--- start Records supplied ---
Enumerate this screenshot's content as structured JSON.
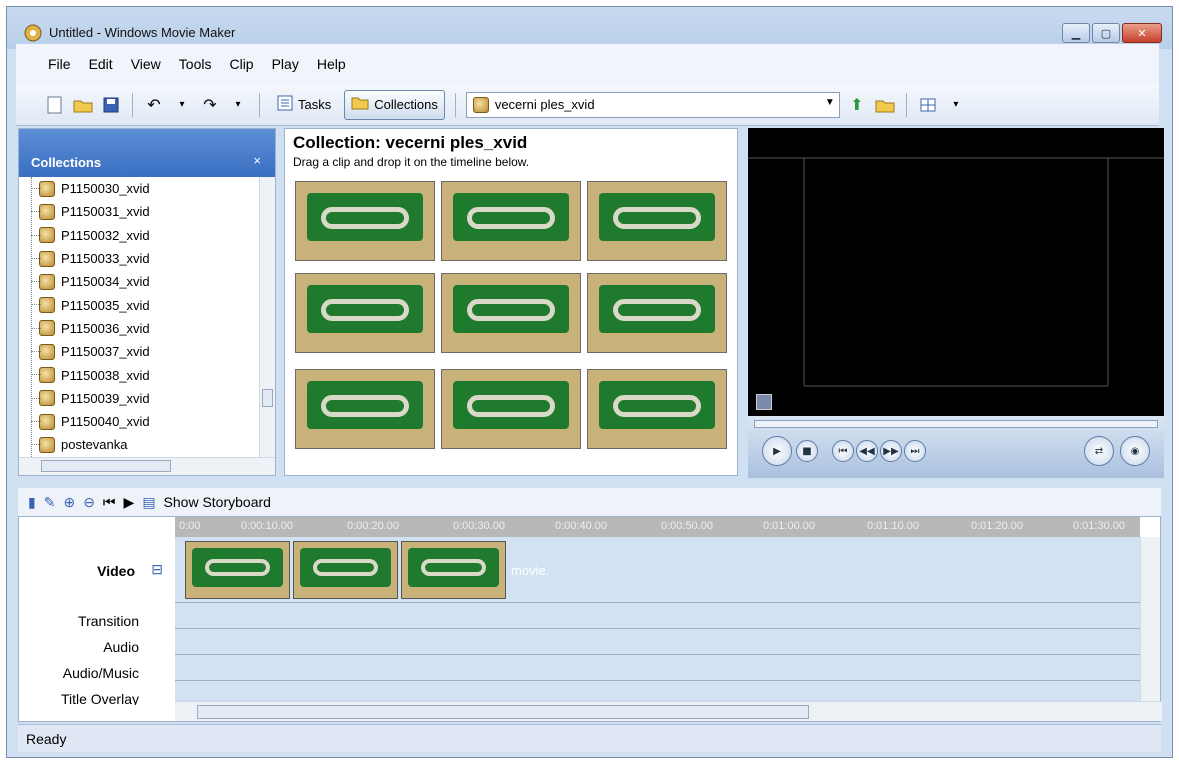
{
  "window": {
    "title": "Untitled - Windows Movie Maker"
  },
  "menu": [
    "File",
    "Edit",
    "View",
    "Tools",
    "Clip",
    "Play",
    "Help"
  ],
  "toolbar": {
    "tasks_label": "Tasks",
    "collections_label": "Collections",
    "collection_select": "vecerni ples_xvid"
  },
  "collections_pane": {
    "header": "Collections",
    "close_glyph": "×",
    "items": [
      "P1150030_xvid",
      "P1150031_xvid",
      "P1150032_xvid",
      "P1150033_xvid",
      "P1150034_xvid",
      "P1150035_xvid",
      "P1150036_xvid",
      "P1150037_xvid",
      "P1150038_xvid",
      "P1150039_xvid",
      "P1150040_xvid",
      "postevanka"
    ]
  },
  "collection_view": {
    "title": "Collection: vecerni ples_xvid",
    "subtitle": "Drag a clip and drop it on the timeline below."
  },
  "timeline_toolbar": {
    "show_storyboard_label": "Show Storyboard"
  },
  "timeline": {
    "ruler_ticks": [
      "0:00",
      "0:00:10.00",
      "0:00:20.00",
      "0:00:30.00",
      "0:00:40.00",
      "0:00:50.00",
      "0:01:00.00",
      "0:01:10.00",
      "0:01:20.00",
      "0:01:30.00"
    ],
    "tracks": {
      "video": "Video",
      "transition": "Transition",
      "audio": "Audio",
      "audio_music": "Audio/Music",
      "title_overlay": "Title Overlay"
    },
    "drop_hint": "movie."
  },
  "status": {
    "text": "Ready"
  },
  "colors": {
    "chrome": "#cfe0f3",
    "accent": "#3a6fc2",
    "field": "#1f7a2e",
    "table": "#c9b27a"
  }
}
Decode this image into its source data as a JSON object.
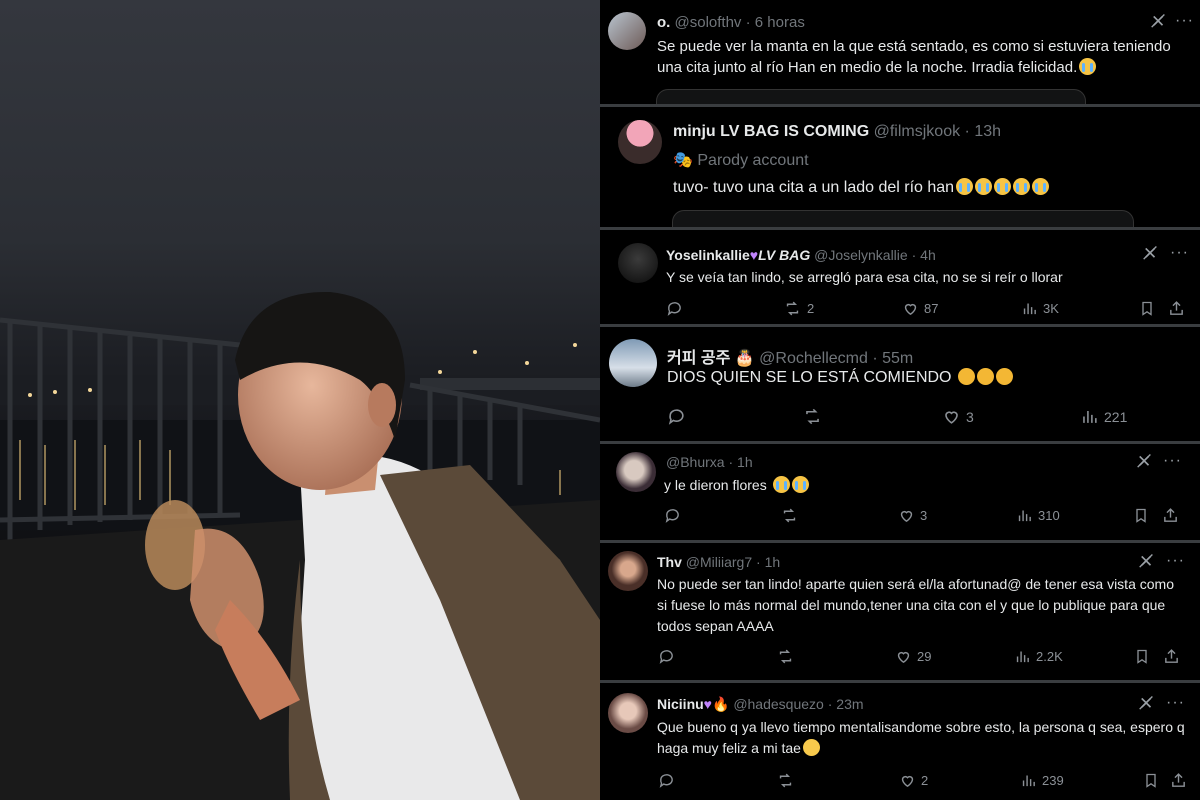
{
  "photo": {
    "description_icon": "photo-icon"
  },
  "tweets": [
    {
      "name": "o.",
      "handle": "@solofthv",
      "time": "6 horas",
      "text": "Se puede ver la manta en la que está sentado, es como si estuviera teniendo una cita junto al río Han en medio de la noche. Irradia felicidad."
    },
    {
      "name": "minju LV BAG IS COMING",
      "handle": "@filmsjkook",
      "time": "13h",
      "label": "Parody account",
      "text": "tuvo- tuvo una cita a un lado del río han"
    },
    {
      "name": "Yoselinkallie",
      "name_suffix": "LV BAG",
      "handle": "@Joselynkallie",
      "time": "4h",
      "text": "Y se veía tan lindo, se arregló para esa cita, no se si reír o llorar",
      "replies": "",
      "reposts": "2",
      "likes": "87",
      "views": "3K"
    },
    {
      "name": "커피 공주",
      "handle": "@Rochellecmd",
      "time": "55m",
      "text": "DIOS QUIEN SE LO ESTÁ COMIENDO",
      "replies": "",
      "reposts": "",
      "likes": "3",
      "views": "221"
    },
    {
      "name": "",
      "handle": "@Bhurxa",
      "time": "1h",
      "text": "y le dieron flores",
      "replies": "",
      "reposts": "",
      "likes": "3",
      "views": "310"
    },
    {
      "name": "Thv",
      "handle": "@Miliiarg7",
      "time": "1h",
      "text": "No puede ser tan lindo! aparte quien será el/la afortunad@ de tener esa vista como si fuese lo más normal del mundo,tener una cita con el y que lo publique para que todos sepan AAAA",
      "replies": "",
      "reposts": "",
      "likes": "29",
      "views": "2.2K"
    },
    {
      "name": "Niciinu",
      "handle": "@hadesquezo",
      "time": "23m",
      "text": "Que bueno q ya llevo tiempo mentalisandome sobre esto, la persona q sea, espero q haga muy feliz a mi tae",
      "replies": "",
      "reposts": "",
      "likes": "2",
      "views": "239"
    }
  ],
  "sep": " · ",
  "colors": {
    "background": "#000000",
    "text": "#e7e9ea",
    "muted": "#71767b",
    "heart": "#c084fc"
  }
}
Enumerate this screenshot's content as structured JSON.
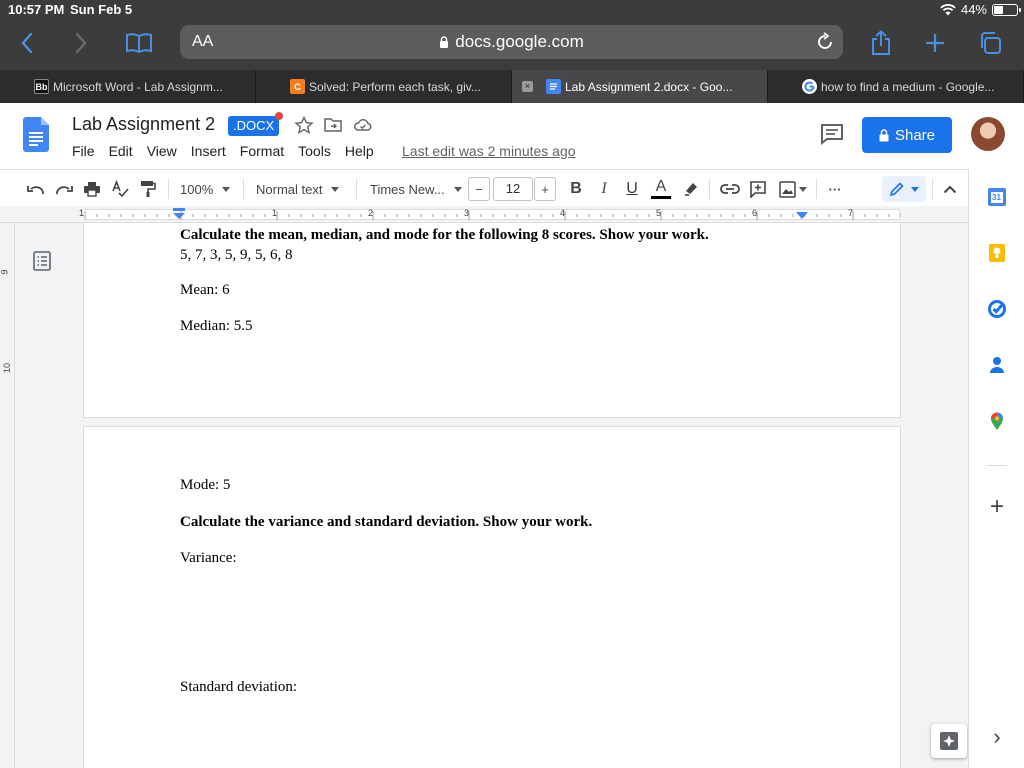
{
  "status_bar": {
    "time": "10:57 PM",
    "date": "Sun Feb 5",
    "battery_text": "44%",
    "battery_level": 0.44
  },
  "safari": {
    "aa_label": "AA",
    "url": "docs.google.com",
    "tabs": [
      {
        "label": "Microsoft Word - Lab Assignm...",
        "favicon": "Bb",
        "favicon_color": "#111111",
        "active": false
      },
      {
        "label": "Solved: Perform each task, giv...",
        "favicon": "C",
        "favicon_color": "#f47d20",
        "active": false
      },
      {
        "label": "Lab Assignment 2.docx - Goo...",
        "favicon": "docs",
        "favicon_color": "#4285f4",
        "active": true,
        "close": "×"
      },
      {
        "label": "how to find a medium - Google...",
        "favicon": "G",
        "favicon_color": "#ffffff",
        "active": false
      }
    ]
  },
  "doc_header": {
    "title": "Lab Assignment 2",
    "badge": ".DOCX",
    "menu": [
      "File",
      "Edit",
      "View",
      "Insert",
      "Format",
      "Tools",
      "Help"
    ],
    "last_edit": "Last edit was 2 minutes ago",
    "share_label": "Share",
    "accent": "#1a73e8"
  },
  "toolbar": {
    "zoom": "100%",
    "style": "Normal text",
    "font": "Times New...",
    "font_size": "12",
    "minus": "−",
    "plus": "+",
    "bold": "B",
    "italic": "I",
    "underline": "U",
    "text_color": "A",
    "more": "···"
  },
  "ruler": {
    "labels": [
      "1",
      "1",
      "2",
      "3",
      "4",
      "5",
      "6",
      "7"
    ]
  },
  "vruler": {
    "labels": [
      "9",
      "10"
    ]
  },
  "document": {
    "page1": [
      {
        "text": "Calculate the mean, median, and mode for the following 8 scores. Show your work.",
        "bold": true
      },
      {
        "text": " 5, 7, 3, 5, 9, 5, 6, 8",
        "bold": false
      },
      {
        "text": "Mean: 6",
        "bold": false
      },
      {
        "text": "Median: 5.5",
        "bold": false
      }
    ],
    "page2": [
      {
        "text": "Mode: 5",
        "bold": false
      },
      {
        "text": "Calculate the variance and standard deviation. Show your work.",
        "bold": true
      },
      {
        "text": "Variance:",
        "bold": false
      },
      {
        "text": "Standard deviation:",
        "bold": false
      }
    ]
  },
  "side_panel": {
    "calendar_day": "31",
    "add": "+",
    "expand": "›"
  }
}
--- end Records supplied ---
● The request: Please list every line of the records that contains "deviation".

● Answer to this problem:
        "text": "Calculate the variance and standard deviation. Show your work.",
        "text": "Standard deviation:",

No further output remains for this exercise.